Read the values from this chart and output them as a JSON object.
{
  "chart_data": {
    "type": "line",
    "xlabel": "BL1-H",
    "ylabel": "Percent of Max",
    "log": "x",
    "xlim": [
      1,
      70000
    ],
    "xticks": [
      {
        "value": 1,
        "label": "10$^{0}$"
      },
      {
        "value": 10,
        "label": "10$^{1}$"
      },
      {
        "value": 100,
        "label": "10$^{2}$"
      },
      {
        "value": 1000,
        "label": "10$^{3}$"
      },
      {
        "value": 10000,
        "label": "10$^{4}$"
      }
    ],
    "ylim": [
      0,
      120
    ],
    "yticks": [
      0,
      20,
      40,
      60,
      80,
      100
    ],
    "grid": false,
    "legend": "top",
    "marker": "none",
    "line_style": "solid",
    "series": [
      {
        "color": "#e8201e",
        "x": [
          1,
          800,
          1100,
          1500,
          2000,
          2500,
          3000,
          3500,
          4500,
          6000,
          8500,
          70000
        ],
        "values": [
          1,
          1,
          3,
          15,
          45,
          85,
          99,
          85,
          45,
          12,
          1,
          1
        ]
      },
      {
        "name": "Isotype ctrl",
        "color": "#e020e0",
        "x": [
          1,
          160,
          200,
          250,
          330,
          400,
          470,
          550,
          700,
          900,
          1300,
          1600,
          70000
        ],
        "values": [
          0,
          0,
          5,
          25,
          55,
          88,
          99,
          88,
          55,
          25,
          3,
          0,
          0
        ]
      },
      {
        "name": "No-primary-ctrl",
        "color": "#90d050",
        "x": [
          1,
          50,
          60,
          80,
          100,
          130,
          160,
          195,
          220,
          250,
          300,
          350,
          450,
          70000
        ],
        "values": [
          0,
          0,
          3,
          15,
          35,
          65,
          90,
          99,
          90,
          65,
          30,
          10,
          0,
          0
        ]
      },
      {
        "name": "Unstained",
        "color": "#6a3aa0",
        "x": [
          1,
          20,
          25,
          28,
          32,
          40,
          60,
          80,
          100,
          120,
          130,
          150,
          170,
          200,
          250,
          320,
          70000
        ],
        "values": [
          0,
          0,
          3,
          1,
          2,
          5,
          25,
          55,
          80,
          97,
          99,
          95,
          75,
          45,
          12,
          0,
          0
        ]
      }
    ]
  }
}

◆ ◆ ◆

**PROBLEM DESCRIPTION**
Each line that holds the string "ctrl" counts once; give the total and nothing else.

**RESPONSE FOR THIS EXERCISE**
2